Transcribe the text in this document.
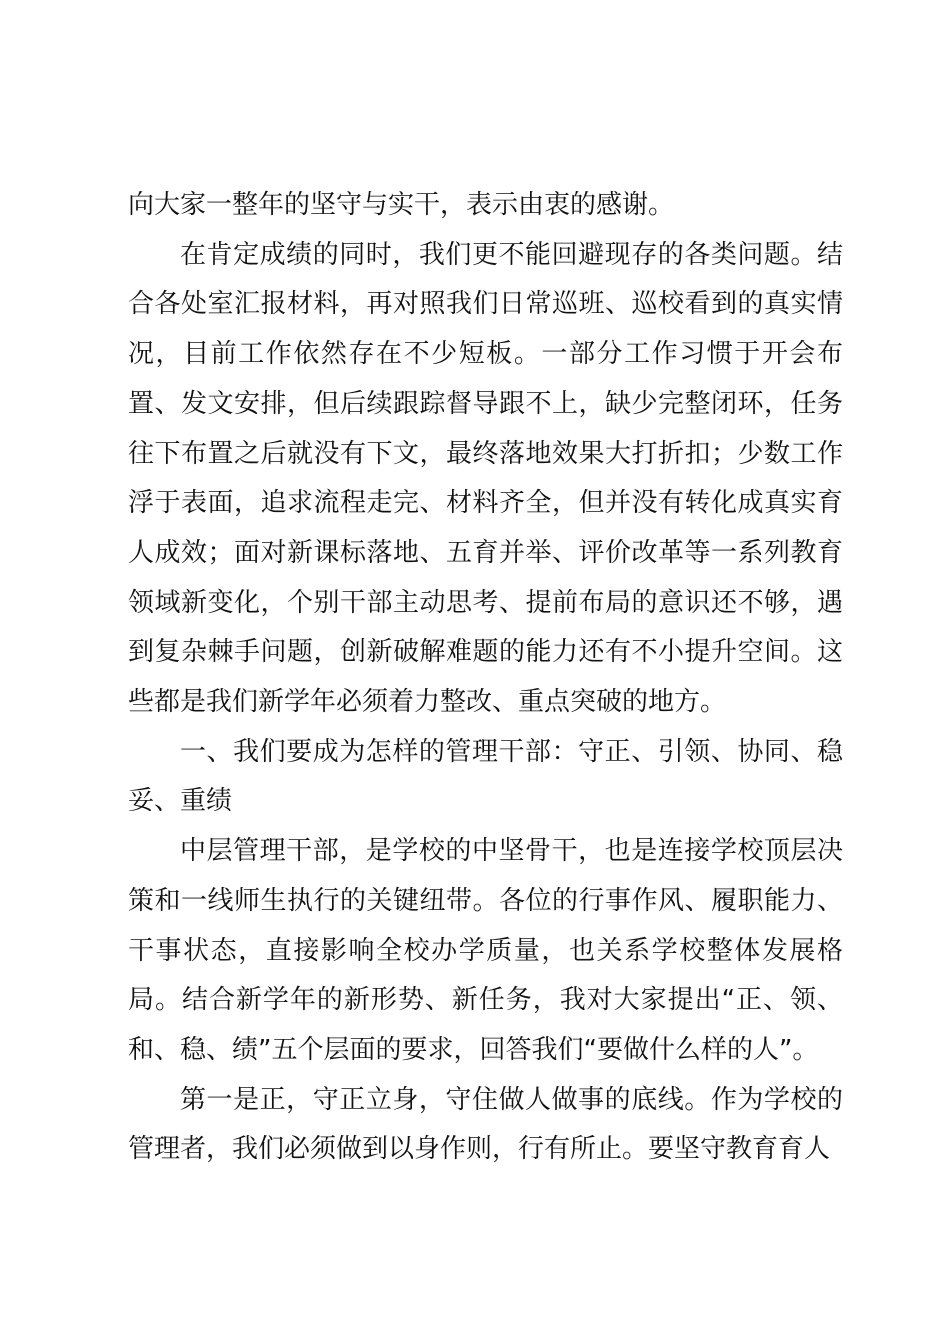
向大家一整年的坚守与实干，表示由衷的感谢。

在肯定成绩的同时，我们更不能回避现存的各类问题。结合各处室汇报材料，再对照我们日常巡班、巡校看到的真实情况，目前工作依然存在不少短板。一部分工作习惯于开会布置、发文安排，但后续跟踪督导跟不上，缺少完整闭环，任务往下布置之后就没有下文，最终落地效果大打折扣；少数工作浮于表面，追求流程走完、材料齐全，但并没有转化成真实育人成效；面对新课标落地、五育并举、评价改革等一系列教育领域新变化，个别干部主动思考、提前布局的意识还不够，遇到复杂棘手问题，创新破解难题的能力还有不小提升空间。这些都是我们新学年必须着力整改、重点突破的地方。

一、我们要成为怎样的管理干部：守正、引领、协同、稳妥、重绩

中层管理干部，是学校的中坚骨干，也是连接学校顶层决策和一线师生执行的关键纽带。各位的行事作风、履职能力、干事状态，直接影响全校办学质量，也关系学校整体发展格局。结合新学年的新形势、新任务，我对大家提出“正、领、和、稳、绩”五个层面的要求，回答我们“要做什么样的人”。

第一是正，守正立身，守住做人做事的底线。作为学校的管理者，我们必须做到以身作则，行有所止。要坚守教育育人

================

• **GIVEN REQUEST**
Retype all the records shown above, character for character. Omit every picture.

• **COMPLETE OUTPUT**
Transcribe the text in this document.
向大家一整年的坚守与实干，表示由衷的感谢。

在肯定成绩的同时，我们更不能回避现存的各类问题。结合各处室汇报材料，再对照我们日常巡班、巡校看到的真实情况，目前工作依然存在不少短板。一部分工作习惯于开会布置、发文安排，但后续跟踪督导跟不上，缺少完整闭环，任务往下布置之后就没有下文，最终落地效果大打折扣；少数工作浮于表面，追求流程走完、材料齐全，但并没有转化成真实育人成效；面对新课标落地、五育并举、评价改革等一系列教育领域新变化，个别干部主动思考、提前布局的意识还不够，遇到复杂棘手问题，创新破解难题的能力还有不小提升空间。这些都是我们新学年必须着力整改、重点突破的地方。

一、我们要成为怎样的管理干部：守正、引领、协同、稳妥、重绩

中层管理干部，是学校的中坚骨干，也是连接学校顶层决策和一线师生执行的关键纽带。各位的行事作风、履职能力、干事状态，直接影响全校办学质量，也关系学校整体发展格局。结合新学年的新形势、新任务，我对大家提出“正、领、和、稳、绩”五个层面的要求，回答我们“要做什么样的人”。

第一是正，守正立身，守住做人做事的底线。作为学校的管理者，我们必须做到以身作则，行有所止。要坚守教育育人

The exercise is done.